WHAT IS REQUIRED
Repeat the records exactly. Every line must match.
-- -- --
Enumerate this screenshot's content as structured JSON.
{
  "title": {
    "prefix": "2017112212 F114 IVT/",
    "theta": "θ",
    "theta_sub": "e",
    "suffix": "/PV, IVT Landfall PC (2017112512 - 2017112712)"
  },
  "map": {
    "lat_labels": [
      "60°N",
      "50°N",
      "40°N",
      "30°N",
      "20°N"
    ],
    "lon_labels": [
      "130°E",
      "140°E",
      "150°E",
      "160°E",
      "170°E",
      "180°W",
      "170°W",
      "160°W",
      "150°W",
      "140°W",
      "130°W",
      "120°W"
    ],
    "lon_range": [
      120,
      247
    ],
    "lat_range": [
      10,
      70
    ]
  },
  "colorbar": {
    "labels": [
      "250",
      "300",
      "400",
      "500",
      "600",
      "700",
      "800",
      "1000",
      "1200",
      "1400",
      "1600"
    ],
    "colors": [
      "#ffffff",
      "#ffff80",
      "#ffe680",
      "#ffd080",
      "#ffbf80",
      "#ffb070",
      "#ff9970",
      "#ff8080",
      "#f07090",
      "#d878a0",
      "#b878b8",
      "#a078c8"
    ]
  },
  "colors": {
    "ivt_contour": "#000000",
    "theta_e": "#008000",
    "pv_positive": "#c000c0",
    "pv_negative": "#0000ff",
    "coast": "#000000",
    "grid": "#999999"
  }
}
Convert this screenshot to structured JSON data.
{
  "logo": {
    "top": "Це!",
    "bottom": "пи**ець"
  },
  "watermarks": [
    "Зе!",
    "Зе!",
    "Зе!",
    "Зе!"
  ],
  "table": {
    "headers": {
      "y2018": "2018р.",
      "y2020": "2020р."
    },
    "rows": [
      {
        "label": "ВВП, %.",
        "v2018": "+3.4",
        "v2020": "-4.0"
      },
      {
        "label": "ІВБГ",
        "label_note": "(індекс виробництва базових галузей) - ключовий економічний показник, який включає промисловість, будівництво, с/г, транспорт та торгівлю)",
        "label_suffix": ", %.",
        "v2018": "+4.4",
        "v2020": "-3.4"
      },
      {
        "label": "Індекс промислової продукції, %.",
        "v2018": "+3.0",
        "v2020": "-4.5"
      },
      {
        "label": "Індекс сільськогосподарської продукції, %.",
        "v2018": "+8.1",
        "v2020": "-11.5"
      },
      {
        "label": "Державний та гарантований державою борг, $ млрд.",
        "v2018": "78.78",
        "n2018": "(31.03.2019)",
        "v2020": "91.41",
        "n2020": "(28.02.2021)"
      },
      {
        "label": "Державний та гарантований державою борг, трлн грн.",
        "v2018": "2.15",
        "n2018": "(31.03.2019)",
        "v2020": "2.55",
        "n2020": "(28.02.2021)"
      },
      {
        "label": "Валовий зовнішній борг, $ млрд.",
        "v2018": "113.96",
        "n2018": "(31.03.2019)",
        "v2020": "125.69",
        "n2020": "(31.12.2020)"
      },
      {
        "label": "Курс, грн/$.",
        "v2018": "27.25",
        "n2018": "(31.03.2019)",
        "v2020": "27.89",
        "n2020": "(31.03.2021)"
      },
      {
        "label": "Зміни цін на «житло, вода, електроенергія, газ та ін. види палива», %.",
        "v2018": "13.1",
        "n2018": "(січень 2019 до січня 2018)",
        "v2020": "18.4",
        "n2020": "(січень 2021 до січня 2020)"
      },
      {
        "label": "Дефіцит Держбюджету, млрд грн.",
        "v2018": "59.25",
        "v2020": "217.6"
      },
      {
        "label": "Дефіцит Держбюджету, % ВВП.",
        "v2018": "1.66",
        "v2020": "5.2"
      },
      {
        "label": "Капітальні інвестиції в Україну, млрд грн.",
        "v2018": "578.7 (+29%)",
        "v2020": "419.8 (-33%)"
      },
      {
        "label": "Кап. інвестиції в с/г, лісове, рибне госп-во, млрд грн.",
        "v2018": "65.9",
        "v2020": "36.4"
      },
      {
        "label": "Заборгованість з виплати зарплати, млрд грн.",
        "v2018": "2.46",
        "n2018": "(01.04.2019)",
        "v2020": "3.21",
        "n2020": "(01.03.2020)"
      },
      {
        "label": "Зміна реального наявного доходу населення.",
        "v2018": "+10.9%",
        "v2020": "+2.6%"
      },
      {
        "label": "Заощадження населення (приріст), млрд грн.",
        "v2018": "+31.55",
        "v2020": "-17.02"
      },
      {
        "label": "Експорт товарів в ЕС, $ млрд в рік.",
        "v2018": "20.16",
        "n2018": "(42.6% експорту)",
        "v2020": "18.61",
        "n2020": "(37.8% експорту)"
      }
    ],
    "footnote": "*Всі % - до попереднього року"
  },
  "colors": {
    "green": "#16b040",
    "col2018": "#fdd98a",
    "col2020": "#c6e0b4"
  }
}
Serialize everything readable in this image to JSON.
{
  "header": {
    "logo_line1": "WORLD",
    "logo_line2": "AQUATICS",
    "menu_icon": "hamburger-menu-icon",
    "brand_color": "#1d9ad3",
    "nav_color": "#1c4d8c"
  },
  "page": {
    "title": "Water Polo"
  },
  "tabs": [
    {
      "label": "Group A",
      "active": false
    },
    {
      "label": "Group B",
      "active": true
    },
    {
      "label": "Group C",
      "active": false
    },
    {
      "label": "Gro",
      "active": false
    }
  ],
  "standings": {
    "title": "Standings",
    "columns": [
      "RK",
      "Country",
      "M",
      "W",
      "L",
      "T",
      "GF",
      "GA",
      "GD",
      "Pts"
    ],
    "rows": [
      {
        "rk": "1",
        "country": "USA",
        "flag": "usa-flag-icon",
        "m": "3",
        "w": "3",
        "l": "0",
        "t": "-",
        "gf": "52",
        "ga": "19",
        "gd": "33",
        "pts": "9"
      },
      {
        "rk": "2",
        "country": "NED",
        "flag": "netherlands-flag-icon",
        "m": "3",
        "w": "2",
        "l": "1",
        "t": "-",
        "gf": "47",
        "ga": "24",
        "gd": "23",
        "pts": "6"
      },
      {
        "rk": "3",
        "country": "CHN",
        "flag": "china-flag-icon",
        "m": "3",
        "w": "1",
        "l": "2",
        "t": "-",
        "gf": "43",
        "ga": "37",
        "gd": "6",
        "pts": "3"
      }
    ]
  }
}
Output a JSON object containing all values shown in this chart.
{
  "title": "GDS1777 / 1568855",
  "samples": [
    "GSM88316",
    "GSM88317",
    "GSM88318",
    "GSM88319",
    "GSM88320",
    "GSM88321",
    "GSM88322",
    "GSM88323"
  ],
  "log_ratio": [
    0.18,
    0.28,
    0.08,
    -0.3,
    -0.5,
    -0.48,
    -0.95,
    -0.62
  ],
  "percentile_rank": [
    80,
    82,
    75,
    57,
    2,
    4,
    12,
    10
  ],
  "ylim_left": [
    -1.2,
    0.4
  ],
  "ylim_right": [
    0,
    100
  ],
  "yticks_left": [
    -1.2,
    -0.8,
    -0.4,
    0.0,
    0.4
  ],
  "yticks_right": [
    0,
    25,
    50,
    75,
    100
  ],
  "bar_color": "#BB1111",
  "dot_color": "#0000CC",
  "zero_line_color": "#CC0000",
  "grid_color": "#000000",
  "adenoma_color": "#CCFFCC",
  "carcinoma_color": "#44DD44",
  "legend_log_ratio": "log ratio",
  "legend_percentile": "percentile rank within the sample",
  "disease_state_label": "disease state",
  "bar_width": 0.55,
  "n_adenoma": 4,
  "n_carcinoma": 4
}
-- -- --
EXERCISE RESPONSE
Enumerate this screenshot's content as structured JSON.
{
  "title": {
    "prefix": "2017112212 F114 IVT/",
    "theta": "θ",
    "theta_sub": "e",
    "suffix": "/PV, IVT Landfall PC (2017112512 - 2017112712)"
  },
  "map": {
    "lat_labels": [
      "60°N",
      "50°N",
      "40°N",
      "30°N",
      "20°N"
    ],
    "lon_labels": [
      "130°E",
      "140°E",
      "150°E",
      "160°E",
      "170°E",
      "180°W",
      "170°W",
      "160°W",
      "150°W",
      "140°W",
      "130°W",
      "120°W"
    ],
    "lon_range": [
      120,
      247
    ],
    "lat_range": [
      10,
      70
    ]
  },
  "colorbar": {
    "labels": [
      "250",
      "300",
      "400",
      "500",
      "600",
      "700",
      "800",
      "1000",
      "1200",
      "1400",
      "1600"
    ],
    "colors": [
      "#ffffff",
      "#ffff80",
      "#ffe680",
      "#ffd080",
      "#ffbf80",
      "#ffb070",
      "#ff9970",
      "#ff8080",
      "#f07090",
      "#d878a0",
      "#b878b8",
      "#a078c8"
    ]
  },
  "colors": {
    "ivt_contour": "#000000",
    "theta_e": "#008000",
    "pv_positive": "#c000c0",
    "pv_negative": "#0000ff",
    "coast": "#000000",
    "grid": "#999999"
  }
}
Convert this screenshot to structured JSON data.
{
  "logo": {
    "top": "Це!",
    "bottom": "пи**ець"
  },
  "watermarks": [
    "Зе!",
    "Зе!",
    "Зе!",
    "Зе!"
  ],
  "table": {
    "headers": {
      "y2018": "2018р.",
      "y2020": "2020р."
    },
    "rows": [
      {
        "label": "ВВП, %.",
        "v2018": "+3.4",
        "v2020": "-4.0"
      },
      {
        "label": "ІВБГ",
        "label_note": "(індекс виробництва базових галузей) - ключовий економічний показник, який включає промисловість, будівництво, с/г, транспорт та торгівлю)",
        "label_suffix": ", %.",
        "v2018": "+4.4",
        "v2020": "-3.4"
      },
      {
        "label": "Індекс промислової продукції, %.",
        "v2018": "+3.0",
        "v2020": "-4.5"
      },
      {
        "label": "Індекс сільськогосподарської продукції, %.",
        "v2018": "+8.1",
        "v2020": "-11.5"
      },
      {
        "label": "Державний та гарантований державою борг, $ млрд.",
        "v2018": "78.78",
        "n2018": "(31.03.2019)",
        "v2020": "91.41",
        "n2020": "(28.02.2021)"
      },
      {
        "label": "Державний та гарантований державою борг, трлн грн.",
        "v2018": "2.15",
        "n2018": "(31.03.2019)",
        "v2020": "2.55",
        "n2020": "(28.02.2021)"
      },
      {
        "label": "Валовий зовнішній борг, $ млрд.",
        "v2018": "113.96",
        "n2018": "(31.03.2019)",
        "v2020": "125.69",
        "n2020": "(31.12.2020)"
      },
      {
        "label": "Курс, грн/$.",
        "v2018": "27.25",
        "n2018": "(31.03.2019)",
        "v2020": "27.89",
        "n2020": "(31.03.2021)"
      },
      {
        "label": "Зміни цін на «житло, вода, електроенергія, газ та ін. види палива», %.",
        "v2018": "13.1",
        "n2018": "(січень 2019 до січня 2018)",
        "v2020": "18.4",
        "n2020": "(січень 2021 до січня 2020)"
      },
      {
        "label": "Дефіцит Держбюджету, млрд грн.",
        "v2018": "59.25",
        "v2020": "217.6"
      },
      {
        "label": "Дефіцит Держбюджету, % ВВП.",
        "v2018": "1.66",
        "v2020": "5.2"
      },
      {
        "label": "Капітальні інвестиції в Україну, млрд грн.",
        "v2018": "578.7 (+29%)",
        "v2020": "419.8 (-33%)"
      },
      {
        "label": "Кап. інвестиції в с/г, лісове, рибне госп-во, млрд грн.",
        "v2018": "65.9",
        "v2020": "36.4"
      },
      {
        "label": "Заборгованість з виплати зарплати, млрд грн.",
        "v2018": "2.46",
        "n2018": "(01.04.2019)",
        "v2020": "3.21",
        "n2020": "(01.03.2020)"
      },
      {
        "label": "Зміна реального наявного доходу населення.",
        "v2018": "+10.9%",
        "v2020": "+2.6%"
      },
      {
        "label": "Заощадження населення (приріст), млрд грн.",
        "v2018": "+31.55",
        "v2020": "-17.02"
      },
      {
        "label": "Експорт товарів в ЕС, $ млрд в рік.",
        "v2018": "20.16",
        "n2018": "(42.6% експорту)",
        "v2020": "18.61",
        "n2020": "(37.8% експорту)"
      }
    ],
    "footnote": "*Всі % - до попереднього року"
  },
  "colors": {
    "green": "#16b040",
    "col2018": "#fdd98a",
    "col2020": "#c6e0b4"
  }
}
Serialize everything readable in this image to JSON.
{
  "header": {
    "logo_line1": "WORLD",
    "logo_line2": "AQUATICS",
    "menu_icon": "hamburger-menu-icon",
    "brand_color": "#1d9ad3",
    "nav_color": "#1c4d8c"
  },
  "page": {
    "title": "Water Polo"
  },
  "tabs": [
    {
      "label": "Group A",
      "active": false
    },
    {
      "label": "Group B",
      "active": true
    },
    {
      "label": "Group C",
      "active": false
    },
    {
      "label": "Gro",
      "active": false
    }
  ],
  "standings": {
    "title": "Standings",
    "columns": [
      "RK",
      "Country",
      "M",
      "W",
      "L",
      "T",
      "GF",
      "GA",
      "GD",
      "Pts"
    ],
    "rows": [
      {
        "rk": "1",
        "country": "USA",
        "flag": "usa-flag-icon",
        "m": "3",
        "w": "3",
        "l": "0",
        "t": "-",
        "gf": "52",
        "ga": "19",
        "gd": "33",
        "pts": "9"
      },
      {
        "rk": "2",
        "country": "NED",
        "flag": "netherlands-flag-icon",
        "m": "3",
        "w": "2",
        "l": "1",
        "t": "-",
        "gf": "47",
        "ga": "24",
        "gd": "23",
        "pts": "6"
      },
      {
        "rk": "3",
        "country": "CHN",
        "flag": "china-flag-icon",
        "m": "3",
        "w": "1",
        "l": "2",
        "t": "-",
        "gf": "43",
        "ga": "37",
        "gd": "6",
        "pts": "3"
      }
    ]
  }
}
Output a JSON object containing all values shown in this chart.
{
  "title": "GDS1777 / 1568855",
  "samples": [
    "GSM88316",
    "GSM88317",
    "GSM88318",
    "GSM88319",
    "GSM88320",
    "GSM88321",
    "GSM88322",
    "GSM88323"
  ],
  "log_ratio": [
    0.18,
    0.28,
    0.08,
    -0.3,
    -0.5,
    -0.48,
    -0.95,
    -0.62
  ],
  "percentile_rank": [
    80,
    82,
    75,
    57,
    2,
    4,
    12,
    10
  ],
  "ylim_left": [
    -1.2,
    0.4
  ],
  "ylim_right": [
    0,
    100
  ],
  "yticks_left": [
    -1.2,
    -0.8,
    -0.4,
    0.0,
    0.4
  ],
  "yticks_right": [
    0,
    25,
    50,
    75,
    100
  ],
  "bar_color": "#BB1111",
  "dot_color": "#0000CC",
  "zero_line_color": "#CC0000",
  "grid_color": "#000000",
  "adenoma_color": "#CCFFCC",
  "carcinoma_color": "#44DD44",
  "legend_log_ratio": "log ratio",
  "legend_percentile": "percentile rank within the sample",
  "disease_state_label": "disease state",
  "bar_width": 0.55,
  "n_adenoma": 4,
  "n_carcinoma": 4
}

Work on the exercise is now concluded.